▶ _OBJECTIVE_
Establish how many lines in the material include the string "pada" and report it as a lone number.

<<<<

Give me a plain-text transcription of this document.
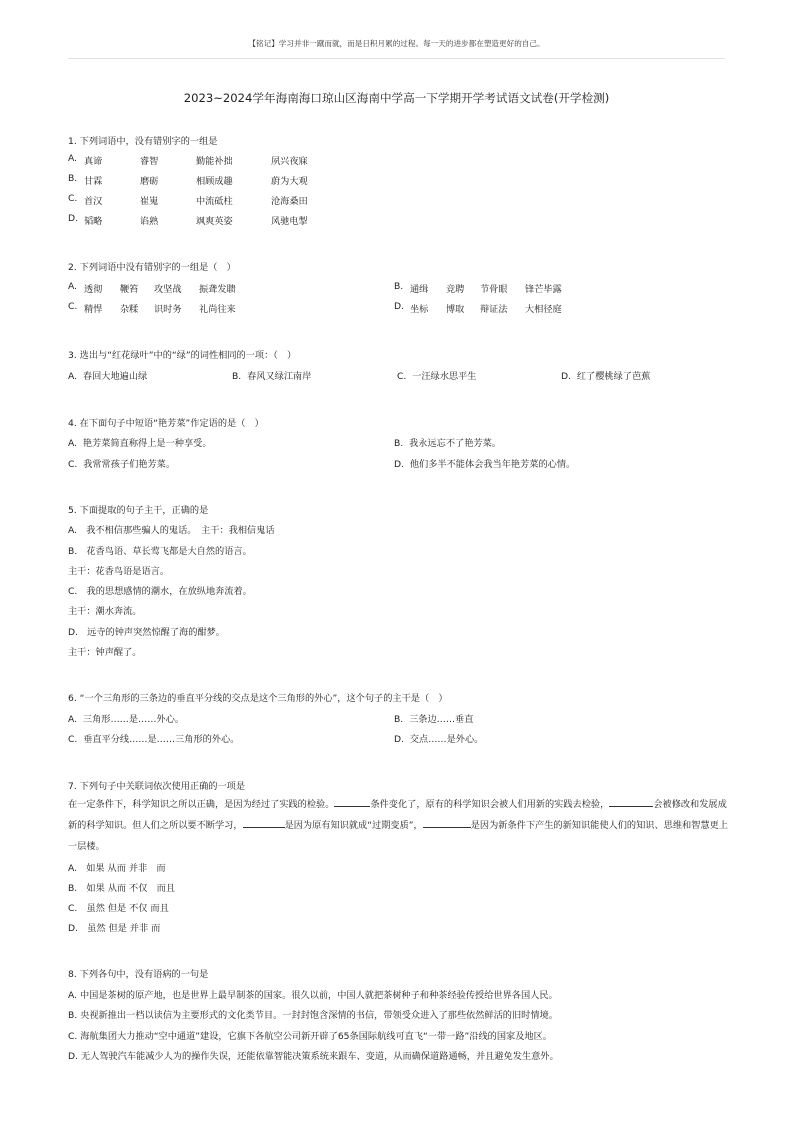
【铭记】学习并非一蹴而就，而是日积月累的过程。每一天的进步都在塑造更好的自己。
2023~2024学年海南海口琼山区海南中学高一下学期开学考试语文试卷(开学检测)
1. 下列词语中，没有错别字的一组是
A. 真谛	睿智	勤能补拙	夙兴夜寐
B. 甘霖	磨砺	相顾成趣	蔚为大观
C. 首汉	崔嵬	中流砥柱	沧海桑田
D. 韬略	谄熟	飒爽英姿	风驰电掣
2. 下列词语中没有错别字的一组是（　）
A. 透彻 鞭笞 攻坚战 振聋发聩	B. 通缉 竞聘 节骨眼 锋芒毕露
C. 精悍 杂糅 识时务 礼尚往来	D. 坐标 博取 辩证法 大相径庭
3. 选出与“红花绿叶”中的“绿”的词性相同的一项：（　）
A. 春回大地遍山绿	B. 春风又绿江南岸	C. 一汪绿水思平生	D. 红了樱桃绿了芭蕉
4. 在下面句子中短语“艳芳菜”作定语的是（　）
A. 艳芳菜简直称得上是一种享受。	B. 我永远忘不了艳芳菜。
C. 我常常孩子们艳芳菜。	D. 他们多半不能体会我当年艳芳菜的心情。
5. 下面提取的句子主干，正确的是
A.　我不相信那些骗人的鬼话。　主干：我相信鬼话
B.　花香鸟语、草长莺飞都是大自然的语言。
主干：花香鸟语是语言。
C.　我的思想感情的潮水，在放纵地奔流着。
主干：潮水奔流。
D.　远寺的钟声突然惊醒了海的酣梦。
主干：钟声醒了。
6. “一个三角形的三条边的垂直平分线的交点是这个三角形的外心”，这个句子的主干是（　）
A. 三角形……是……外心。	B. 三条边……垂直
C. 垂直平分线……是……三角形的外心。	D. 交点……是外心。
7. 下列句子中关联词依次使用正确的一项是
在一定条件下，科学知识之所以正确，是因为经过了实践的检验。	条件变化了，原有的科学知识会被人们用新的实践去检验，	会被修改和发展成新的科学知识。但人们之所以要不断学习，	是因为原有知识就成“过期变质”，	是因为新条件下产生的新知识能使人们的知识、思维和智慧更上一层楼。
A.　如果 从而 并非　而
B.　如果 从而 不仅　而且
C.　虽然 但是 不仅 而且
D.　虽然 但是 并非 而
8. 下列各句中，没有语病的一句是
A. 中国是茶树的原产地，也是世界上最早制茶的国家。很久以前，中国人就把茶树种子和种茶经验传授给世界各国人民。
B. 央视新推出一档以读信为主要形式的文化类节目。一封封饱含深情的书信，带领受众进入了那些依然鲜活的旧时情境。
C. 海航集团大力推动“空中通道”建设，它旗下各航空公司新开辟了65条国际航线可直飞“一带一路”沿线的国家及地区。
D. 无人驾驶汽车能减少人为的操作失误，还能依靠智能决策系统来跟车、变道，从而确保道路通畅，并且避免发生意外。
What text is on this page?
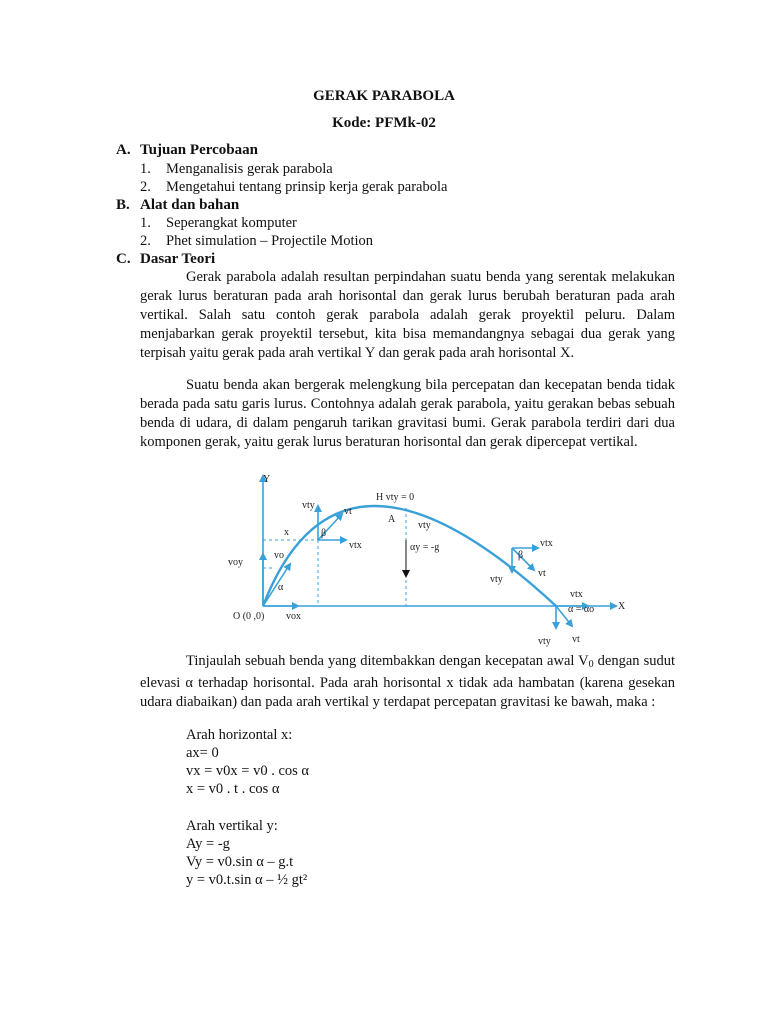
GERAK PARABOLA
Kode: PFMk-02
A. Tujuan Percobaan
1. Menganalisis gerak parabola
2. Mengetahui tentang prinsip kerja gerak parabola
B. Alat dan bahan
1. Seperangkat komputer
2. Phet simulation – Projectile Motion
C. Dasar Teori

Gerak parabola adalah resultan perpindahan suatu benda yang serentak melakukan gerak lurus beraturan pada arah horisontal dan gerak lurus berubah beraturan pada arah vertikal. Salah satu contoh gerak parabola adalah gerak proyektil peluru. Dalam menjabarkan gerak proyektil tersebut, kita bisa memandangnya sebagai dua gerak yang terpisah yaitu gerak pada arah vertikal Y dan gerak pada arah horisontal X.

Suatu benda akan bergerak melengkung bila percepatan dan kecepatan benda tidak berada pada satu garis lurus. Contohnya adalah gerak parabola, yaitu gerakan bebas sebuah benda di udara, di dalam pengaruh tarikan gravitasi bumi. Gerak parabola terdiri dari dua komponen gerak, yaitu gerak lurus beraturan horisontal dan gerak dipercepat vertikal.

Y
X
α
voy
vo
O (0 ,0) vox
vty
vt
x	β
vtx
H vty = 0
A
vty
αy = -g
β
vtx
vty
vt
vtx
α = αo
vty vt

Tinjaulah sebuah benda yang ditembakkan dengan kecepatan awal $V_0$ dengan sudut elevasi α terhadap horisontal. Pada arah horisontal x tidak ada hambatan (karena gesekan udara diabaikan) dan pada arah vertikal y terdapat percepatan gravitasi ke bawah, maka :

Arah horizontal x:
ax= 0
vx = v0x = v0 . cos α
x = v0 . t . cos α
Arah vertikal y:
Ay = -g
Vy = v0.sin α – g.t
y = v0.t.sin α – ½ gt²
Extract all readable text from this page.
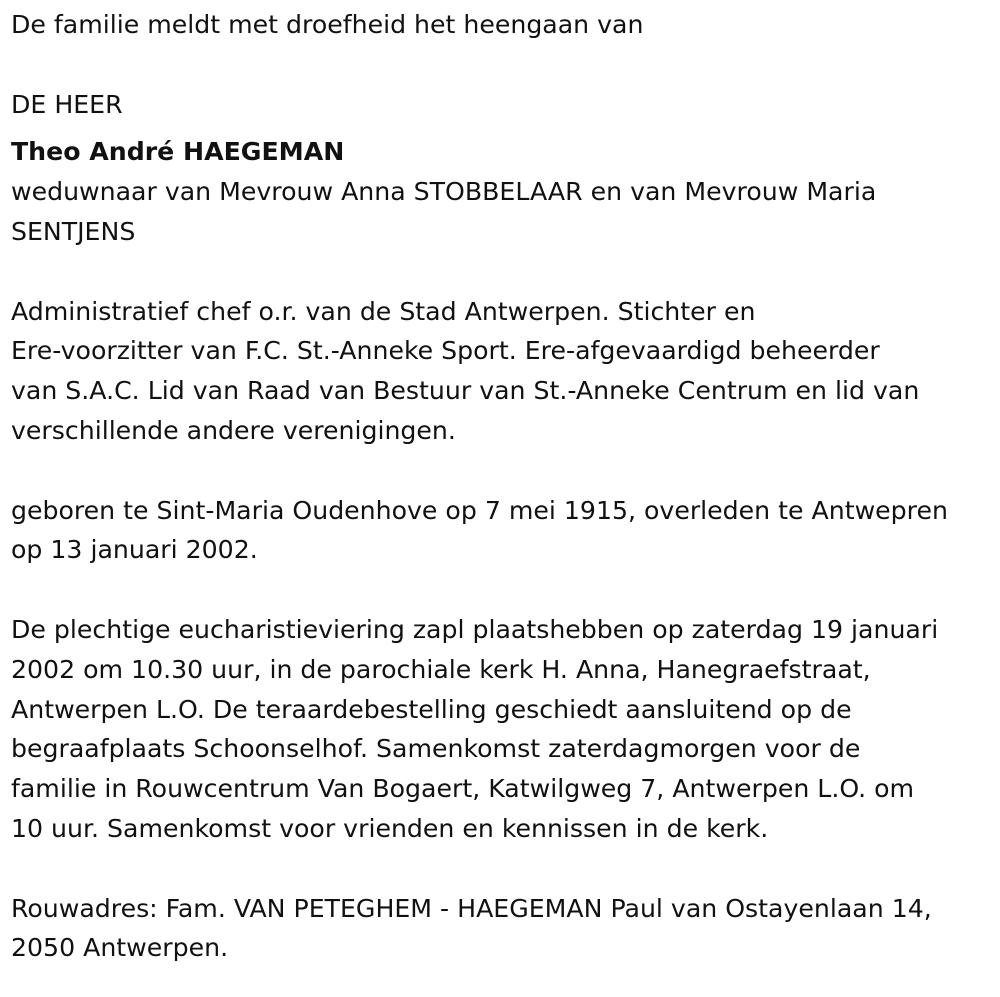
De familie meldt met droefheid het heengaan van

DE HEER

Theo André HAEGEMAN

weduwnaar van Mevrouw Anna STOBBELAAR en van Mevrouw Maria

SENTJENS

Administratief chef o.r. van de Stad Antwerpen. Stichter en

Ere-voorzitter van F.C. St.-Anneke Sport. Ere-afgevaardigd beheerder

van S.A.C. Lid van Raad van Bestuur van St.-Anneke Centrum en lid van

verschillende andere verenigingen.

geboren te Sint-Maria Oudenhove op 7 mei 1915, overleden te Antwepren

op 13 januari 2002.

De plechtige eucharistieviering zapl plaatshebben op zaterdag 19 januari

2002 om 10.30 uur, in de parochiale kerk H. Anna, Hanegraefstraat,

Antwerpen L.O. De teraardebestelling geschiedt aansluitend op de

begraafplaats Schoonselhof. Samenkomst zaterdagmorgen voor de

familie in Rouwcentrum Van Bogaert, Katwilgweg 7, Antwerpen L.O. om

10 uur. Samenkomst voor vrienden en kennissen in de kerk.

Rouwadres: Fam. VAN PETEGHEM - HAEGEMAN Paul van Ostayenlaan 14,

2050 Antwerpen.
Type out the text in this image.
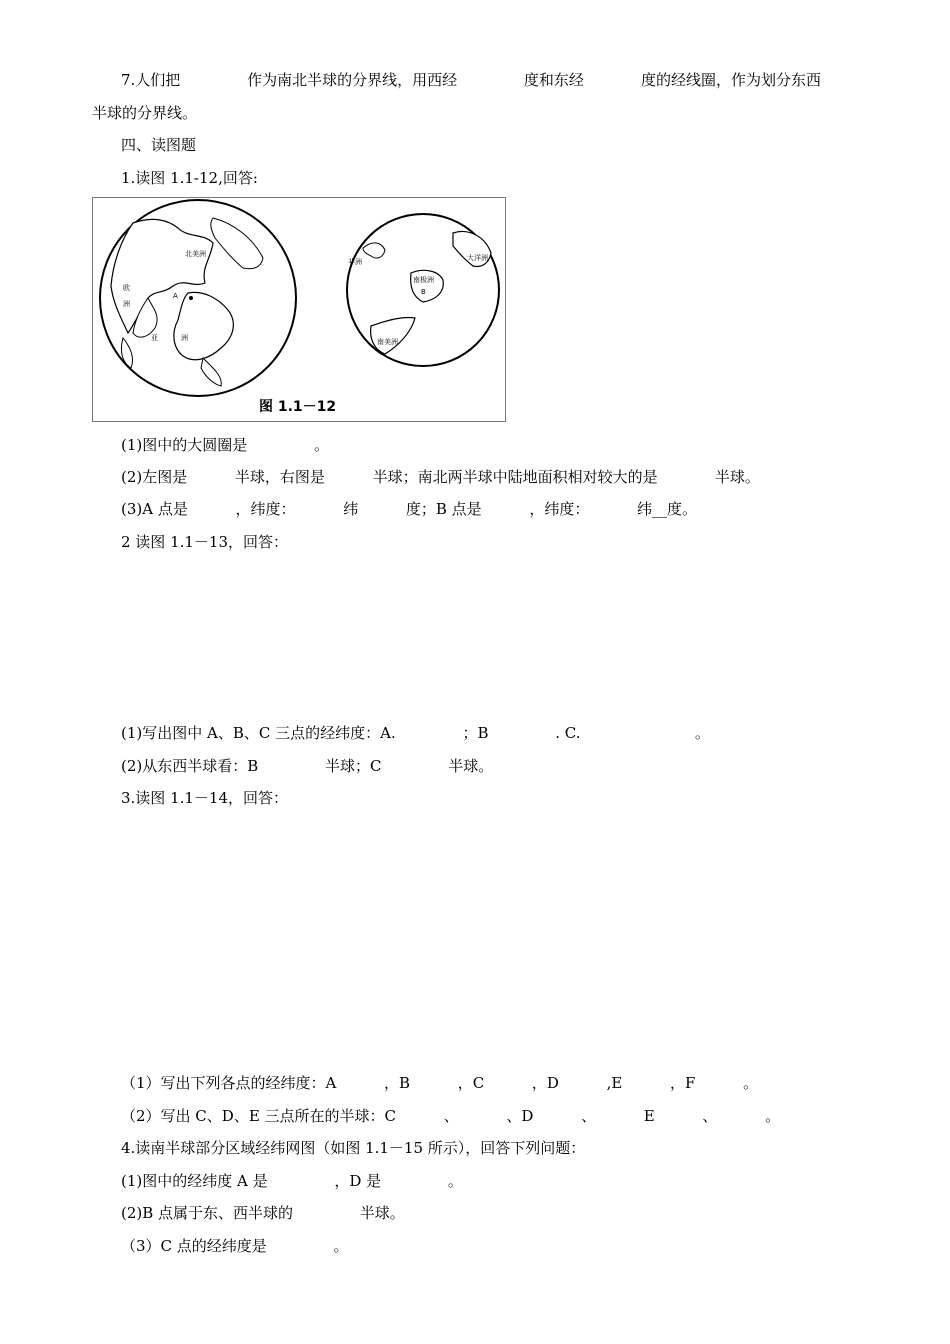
7.人们把              作为南北半球的分界线，用西经              度和东经            度的经线圈，作为划分东西
半球的分界线。
四、读图题
1.读图 1.1-12,回答:
北美洲
欧
洲
亚	洲
A
非洲
南极洲
大洋洲
南美洲
B
图 1.1－12
(1)图中的大圆圈是              。
(2)左图是          半球，右图是          半球；南北两半球中陆地面积相对较大的是            半球。
(3)A 点是          ，纬度：          纬          度；B 点是          ，纬度：          纬__度。
2 读图 1.1－13，回答：
(1)写出图中 A、B、C 三点的经纬度：A.              ；B              . C.                        。
(2)从东西半球看：B              半球；C              半球。
3.读图 1.1－14，回答：
（1）写出下列各点的经纬度：A          ，B          ，C          ，D          ,E          ，F          。
（2）写出 C、D、E 三点所在的半球：C          、          、D          、          E          、          。
4.读南半球部分区域经纬网图（如图 1.1－15 所示），回答下列问题：
(1)图中的经纬度 A 是              ，D 是              。
(2)B 点属于东、西半球的              半球。
（3）C 点的经纬度是              。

>>>>

▶ _THE RESULT_
3